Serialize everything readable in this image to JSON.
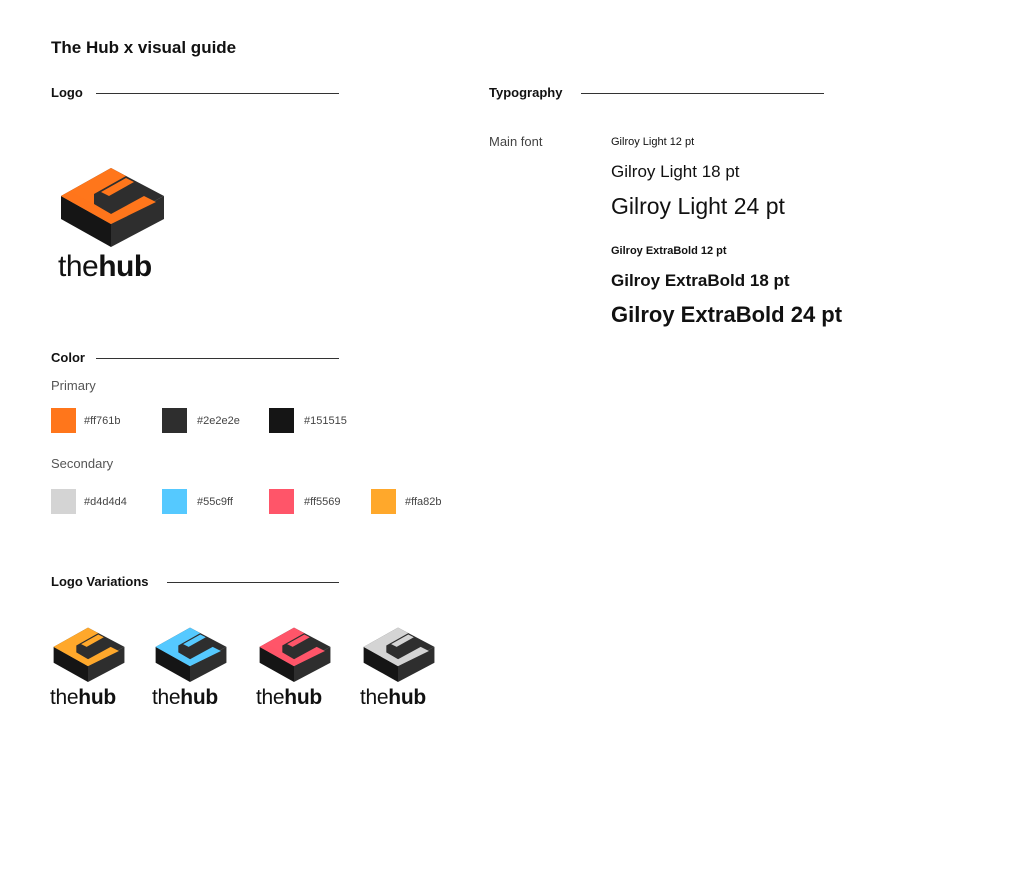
{
  "title": "The Hub x visual guide",
  "logo_section": {
    "heading": "Logo",
    "wordmark_light": "the",
    "wordmark_bold": "hub",
    "icon": "hub-cube-icon",
    "accent": "#ff761b"
  },
  "color_section": {
    "heading": "Color",
    "primary_label": "Primary",
    "primary": [
      {
        "hex": "#ff761b",
        "color": "#ff761b"
      },
      {
        "hex": "#2e2e2e",
        "color": "#2e2e2e"
      },
      {
        "hex": "#151515",
        "color": "#151515"
      }
    ],
    "secondary_label": "Secondary",
    "secondary": [
      {
        "hex": "#d4d4d4",
        "color": "#d4d4d4"
      },
      {
        "hex": "#55c9ff",
        "color": "#55c9ff"
      },
      {
        "hex": "#ff5569",
        "color": "#ff5569"
      },
      {
        "hex": "#ffa82b",
        "color": "#ffa82b"
      }
    ]
  },
  "variations_section": {
    "heading": "Logo Variations",
    "items": [
      {
        "accent": "#ffa82b",
        "wordmark_light": "the",
        "wordmark_bold": "hub"
      },
      {
        "accent": "#55c9ff",
        "wordmark_light": "the",
        "wordmark_bold": "hub"
      },
      {
        "accent": "#ff5569",
        "wordmark_light": "the",
        "wordmark_bold": "hub"
      },
      {
        "accent": "#d4d4d4",
        "wordmark_light": "the",
        "wordmark_bold": "hub"
      }
    ]
  },
  "typography_section": {
    "heading": "Typography",
    "font_label": "Main font",
    "samples": [
      {
        "text": "Gilroy Light 12 pt",
        "weight": "light"
      },
      {
        "text": "Gilroy Light 18 pt",
        "weight": "light"
      },
      {
        "text": "Gilroy Light 24 pt",
        "weight": "light"
      },
      {
        "text": "Gilroy ExtraBold 12 pt",
        "weight": "bold"
      },
      {
        "text": "Gilroy ExtraBold 18 pt",
        "weight": "bold"
      },
      {
        "text": "Gilroy ExtraBold 24 pt",
        "weight": "bold"
      }
    ]
  }
}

::::::

_Request_
Generate a word-for-word copy of the preceding records, excluding all pictures.

_Problem solution_
Serialize everything readable in this image to JSON.
{
  "title": "The Hub x visual guide",
  "logo_section": {
    "heading": "Logo",
    "wordmark_light": "the",
    "wordmark_bold": "hub",
    "icon": "hub-cube-icon",
    "accent": "#ff761b"
  },
  "color_section": {
    "heading": "Color",
    "primary_label": "Primary",
    "primary": [
      {
        "hex": "#ff761b",
        "color": "#ff761b"
      },
      {
        "hex": "#2e2e2e",
        "color": "#2e2e2e"
      },
      {
        "hex": "#151515",
        "color": "#151515"
      }
    ],
    "secondary_label": "Secondary",
    "secondary": [
      {
        "hex": "#d4d4d4",
        "color": "#d4d4d4"
      },
      {
        "hex": "#55c9ff",
        "color": "#55c9ff"
      },
      {
        "hex": "#ff5569",
        "color": "#ff5569"
      },
      {
        "hex": "#ffa82b",
        "color": "#ffa82b"
      }
    ]
  },
  "variations_section": {
    "heading": "Logo Variations",
    "items": [
      {
        "accent": "#ffa82b",
        "wordmark_light": "the",
        "wordmark_bold": "hub"
      },
      {
        "accent": "#55c9ff",
        "wordmark_light": "the",
        "wordmark_bold": "hub"
      },
      {
        "accent": "#ff5569",
        "wordmark_light": "the",
        "wordmark_bold": "hub"
      },
      {
        "accent": "#d4d4d4",
        "wordmark_light": "the",
        "wordmark_bold": "hub"
      }
    ]
  },
  "typography_section": {
    "heading": "Typography",
    "font_label": "Main font",
    "samples": [
      {
        "text": "Gilroy Light 12 pt",
        "weight": "light"
      },
      {
        "text": "Gilroy Light 18 pt",
        "weight": "light"
      },
      {
        "text": "Gilroy Light 24 pt",
        "weight": "light"
      },
      {
        "text": "Gilroy ExtraBold 12 pt",
        "weight": "bold"
      },
      {
        "text": "Gilroy ExtraBold 18 pt",
        "weight": "bold"
      },
      {
        "text": "Gilroy ExtraBold 24 pt",
        "weight": "bold"
      }
    ]
  }
}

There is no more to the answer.